Here are records with pictures in them. Copy all of them exactly and leave the pictures out.

* **Records from a collection of figures**:
# # # # # # #
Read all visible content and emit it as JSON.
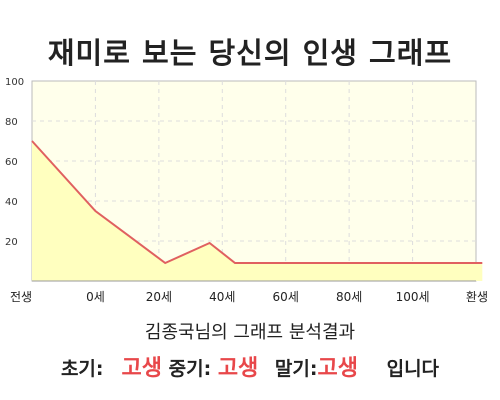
{
  "header": {
    "title": "재미로 보는 당신의 인생 그래프"
  },
  "chart_data": {
    "type": "area",
    "x_tick_labels": [
      "전생",
      "0세",
      "20세",
      "40세",
      "60세",
      "80세",
      "100세",
      "환생"
    ],
    "y_ticks": [
      20,
      40,
      60,
      80,
      100
    ],
    "ylim": [
      0,
      100
    ],
    "grid": true,
    "series": [
      {
        "x": [
          0,
          1,
          2.1,
          2.8,
          3.2,
          7.1
        ],
        "values": [
          70,
          35,
          9,
          19,
          9,
          9
        ]
      }
    ],
    "colors": {
      "line": "#e06060",
      "fill": "#ffffbf",
      "plot_background": "#ffffeb",
      "grid": "#dddddd"
    }
  },
  "footer": {
    "subtitle": "김종국님의 그래프 분석결과",
    "early_label": "초기:",
    "early_value": "고생",
    "middle_label": "중기:",
    "middle_value": "고생",
    "late_label": "말기:",
    "late_value": "고생",
    "suffix": "입니다"
  }
}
# # # # # # #
* **EXERCISE ANSWER**:
Read all visible content and emit it as JSON.
{
  "header": {
    "title": "재미로 보는 당신의 인생 그래프"
  },
  "chart_data": {
    "type": "area",
    "x_tick_labels": [
      "전생",
      "0세",
      "20세",
      "40세",
      "60세",
      "80세",
      "100세",
      "환생"
    ],
    "y_ticks": [
      20,
      40,
      60,
      80,
      100
    ],
    "ylim": [
      0,
      100
    ],
    "grid": true,
    "series": [
      {
        "x": [
          0,
          1,
          2.1,
          2.8,
          3.2,
          7.1
        ],
        "values": [
          70,
          35,
          9,
          19,
          9,
          9
        ]
      }
    ],
    "colors": {
      "line": "#e06060",
      "fill": "#ffffbf",
      "plot_background": "#ffffeb",
      "grid": "#dddddd"
    }
  },
  "footer": {
    "subtitle": "김종국님의 그래프 분석결과",
    "early_label": "초기:",
    "early_value": "고생",
    "middle_label": "중기:",
    "middle_value": "고생",
    "late_label": "말기:",
    "late_value": "고생",
    "suffix": "입니다"
  }
}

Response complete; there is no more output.